Extract the complete data exactly as given.
--- START ---
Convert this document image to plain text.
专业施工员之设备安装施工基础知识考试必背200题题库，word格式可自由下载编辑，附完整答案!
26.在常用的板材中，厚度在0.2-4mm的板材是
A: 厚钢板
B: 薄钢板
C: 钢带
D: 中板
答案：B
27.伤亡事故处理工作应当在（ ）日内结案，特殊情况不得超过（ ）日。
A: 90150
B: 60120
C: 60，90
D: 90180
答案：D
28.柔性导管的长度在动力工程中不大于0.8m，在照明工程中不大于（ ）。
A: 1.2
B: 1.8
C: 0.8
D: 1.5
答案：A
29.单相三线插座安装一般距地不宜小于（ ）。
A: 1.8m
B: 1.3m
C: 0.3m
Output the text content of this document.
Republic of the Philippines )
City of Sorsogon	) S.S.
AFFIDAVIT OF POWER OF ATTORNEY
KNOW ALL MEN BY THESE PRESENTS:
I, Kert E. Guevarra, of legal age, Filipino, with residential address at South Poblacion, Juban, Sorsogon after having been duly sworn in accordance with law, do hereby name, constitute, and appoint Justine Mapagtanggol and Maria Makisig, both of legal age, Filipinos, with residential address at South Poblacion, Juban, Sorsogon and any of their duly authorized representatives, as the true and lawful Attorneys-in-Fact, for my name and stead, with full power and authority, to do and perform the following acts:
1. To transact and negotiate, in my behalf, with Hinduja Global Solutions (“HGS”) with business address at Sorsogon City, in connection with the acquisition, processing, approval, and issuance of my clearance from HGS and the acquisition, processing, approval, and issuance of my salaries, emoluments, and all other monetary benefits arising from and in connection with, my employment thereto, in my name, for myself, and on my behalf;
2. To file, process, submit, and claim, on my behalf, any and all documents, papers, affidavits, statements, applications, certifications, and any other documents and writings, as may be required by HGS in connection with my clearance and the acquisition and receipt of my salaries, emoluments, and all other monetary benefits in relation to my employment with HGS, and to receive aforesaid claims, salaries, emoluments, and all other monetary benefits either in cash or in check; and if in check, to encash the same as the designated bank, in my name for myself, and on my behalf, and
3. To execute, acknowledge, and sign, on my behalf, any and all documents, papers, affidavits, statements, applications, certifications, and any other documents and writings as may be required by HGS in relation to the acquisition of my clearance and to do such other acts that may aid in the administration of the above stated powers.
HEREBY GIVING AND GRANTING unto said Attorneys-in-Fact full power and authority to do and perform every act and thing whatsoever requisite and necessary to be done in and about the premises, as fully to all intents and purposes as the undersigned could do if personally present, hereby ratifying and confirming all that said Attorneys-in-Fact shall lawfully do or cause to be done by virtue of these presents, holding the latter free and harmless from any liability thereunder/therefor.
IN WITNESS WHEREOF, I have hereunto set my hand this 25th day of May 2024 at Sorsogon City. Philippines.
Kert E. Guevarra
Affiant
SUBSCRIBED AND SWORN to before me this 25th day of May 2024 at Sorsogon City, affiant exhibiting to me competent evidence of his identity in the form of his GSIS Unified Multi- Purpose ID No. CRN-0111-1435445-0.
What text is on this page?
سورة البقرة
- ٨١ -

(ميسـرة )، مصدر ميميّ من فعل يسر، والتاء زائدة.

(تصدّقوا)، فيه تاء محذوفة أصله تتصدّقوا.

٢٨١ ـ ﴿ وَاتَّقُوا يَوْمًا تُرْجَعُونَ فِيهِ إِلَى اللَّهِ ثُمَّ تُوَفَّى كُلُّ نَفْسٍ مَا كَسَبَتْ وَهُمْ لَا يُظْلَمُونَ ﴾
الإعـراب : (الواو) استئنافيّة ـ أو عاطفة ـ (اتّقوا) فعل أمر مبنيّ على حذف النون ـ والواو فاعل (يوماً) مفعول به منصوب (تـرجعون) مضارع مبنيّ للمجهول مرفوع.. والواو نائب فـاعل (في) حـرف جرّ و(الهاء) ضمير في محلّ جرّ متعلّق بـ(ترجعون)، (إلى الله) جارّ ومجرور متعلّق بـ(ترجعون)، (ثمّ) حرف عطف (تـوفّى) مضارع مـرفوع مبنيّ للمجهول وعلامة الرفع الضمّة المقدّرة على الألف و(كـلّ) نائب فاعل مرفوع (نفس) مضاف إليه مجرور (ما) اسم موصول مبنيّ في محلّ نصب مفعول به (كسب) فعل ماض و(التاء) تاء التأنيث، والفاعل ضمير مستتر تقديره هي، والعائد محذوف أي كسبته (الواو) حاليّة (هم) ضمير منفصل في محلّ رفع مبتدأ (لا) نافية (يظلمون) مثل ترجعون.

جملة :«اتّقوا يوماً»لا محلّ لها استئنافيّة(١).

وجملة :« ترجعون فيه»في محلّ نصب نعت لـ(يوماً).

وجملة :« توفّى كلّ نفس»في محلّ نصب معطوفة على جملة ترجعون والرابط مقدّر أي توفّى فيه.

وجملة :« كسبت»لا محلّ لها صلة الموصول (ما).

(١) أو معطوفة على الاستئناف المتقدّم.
--- END ---
◆ **EXPECTED ANSWER**
Convert this document image to plain text.
专业施工员之设备安装施工基础知识考试必背200题题库，word格式可自由下载编辑，附完整答案!
26.在常用的板材中，厚度在0.2-4mm的板材是
A: 厚钢板
B: 薄钢板
C: 钢带
D: 中板
答案：B
27.伤亡事故处理工作应当在（ ）日内结案，特殊情况不得超过（ ）日。
A: 90150
B: 60120
C: 60，90
D: 90180
答案：D
28.柔性导管的长度在动力工程中不大于0.8m，在照明工程中不大于（ ）。
A: 1.2
B: 1.8
C: 0.8
D: 1.5
答案：A
29.单相三线插座安装一般距地不宜小于（ ）。
A: 1.8m
B: 1.3m
C: 0.3m
Output the text content of this document.
Republic of the Philippines )
City of Sorsogon	) S.S.
AFFIDAVIT OF POWER OF ATTORNEY
KNOW ALL MEN BY THESE PRESENTS:
I, Kert E. Guevarra, of legal age, Filipino, with residential address at South Poblacion, Juban, Sorsogon after having been duly sworn in accordance with law, do hereby name, constitute, and appoint Justine Mapagtanggol and Maria Makisig, both of legal age, Filipinos, with residential address at South Poblacion, Juban, Sorsogon and any of their duly authorized representatives, as the true and lawful Attorneys-in-Fact, for my name and stead, with full power and authority, to do and perform the following acts:
1. To transact and negotiate, in my behalf, with Hinduja Global Solutions (“HGS”) with business address at Sorsogon City, in connection with the acquisition, processing, approval, and issuance of my clearance from HGS and the acquisition, processing, approval, and issuance of my salaries, emoluments, and all other monetary benefits arising from and in connection with, my employment thereto, in my name, for myself, and on my behalf;
2. To file, process, submit, and claim, on my behalf, any and all documents, papers, affidavits, statements, applications, certifications, and any other documents and writings, as may be required by HGS in connection with my clearance and the acquisition and receipt of my salaries, emoluments, and all other monetary benefits in relation to my employment with HGS, and to receive aforesaid claims, salaries, emoluments, and all other monetary benefits either in cash or in check; and if in check, to encash the same as the designated bank, in my name for myself, and on my behalf, and
3. To execute, acknowledge, and sign, on my behalf, any and all documents, papers, affidavits, statements, applications, certifications, and any other documents and writings as may be required by HGS in relation to the acquisition of my clearance and to do such other acts that may aid in the administration of the above stated powers.
HEREBY GIVING AND GRANTING unto said Attorneys-in-Fact full power and authority to do and perform every act and thing whatsoever requisite and necessary to be done in and about the premises, as fully to all intents and purposes as the undersigned could do if personally present, hereby ratifying and confirming all that said Attorneys-in-Fact shall lawfully do or cause to be done by virtue of these presents, holding the latter free and harmless from any liability thereunder/therefor.
IN WITNESS WHEREOF, I have hereunto set my hand this 25th day of May 2024 at Sorsogon City. Philippines.
Kert E. Guevarra
Affiant
SUBSCRIBED AND SWORN to before me this 25th day of May 2024 at Sorsogon City, affiant exhibiting to me competent evidence of his identity in the form of his GSIS Unified Multi- Purpose ID No. CRN-0111-1435445-0.
What text is on this page?
سورة البقرة
- ٨١ -

(ميسـرة )، مصدر ميميّ من فعل يسر، والتاء زائدة.

(تصدّقوا)، فيه تاء محذوفة أصله تتصدّقوا.

٢٨١ ـ ﴿ وَاتَّقُوا يَوْمًا تُرْجَعُونَ فِيهِ إِلَى اللَّهِ ثُمَّ تُوَفَّى كُلُّ نَفْسٍ مَا كَسَبَتْ وَهُمْ لَا يُظْلَمُونَ ﴾
الإعـراب : (الواو) استئنافيّة ـ أو عاطفة ـ (اتّقوا) فعل أمر مبنيّ على حذف النون ـ والواو فاعل (يوماً) مفعول به منصوب (تـرجعون) مضارع مبنيّ للمجهول مرفوع.. والواو نائب فـاعل (في) حـرف جرّ و(الهاء) ضمير في محلّ جرّ متعلّق بـ(ترجعون)، (إلى الله) جارّ ومجرور متعلّق بـ(ترجعون)، (ثمّ) حرف عطف (تـوفّى) مضارع مـرفوع مبنيّ للمجهول وعلامة الرفع الضمّة المقدّرة على الألف و(كـلّ) نائب فاعل مرفوع (نفس) مضاف إليه مجرور (ما) اسم موصول مبنيّ في محلّ نصب مفعول به (كسب) فعل ماض و(التاء) تاء التأنيث، والفاعل ضمير مستتر تقديره هي، والعائد محذوف أي كسبته (الواو) حاليّة (هم) ضمير منفصل في محلّ رفع مبتدأ (لا) نافية (يظلمون) مثل ترجعون.

جملة :«اتّقوا يوماً»لا محلّ لها استئنافيّة(١).

وجملة :« ترجعون فيه»في محلّ نصب نعت لـ(يوماً).

وجملة :« توفّى كلّ نفس»في محلّ نصب معطوفة على جملة ترجعون والرابط مقدّر أي توفّى فيه.

وجملة :« كسبت»لا محلّ لها صلة الموصول (ما).

(١) أو معطوفة على الاستئناف المتقدّم.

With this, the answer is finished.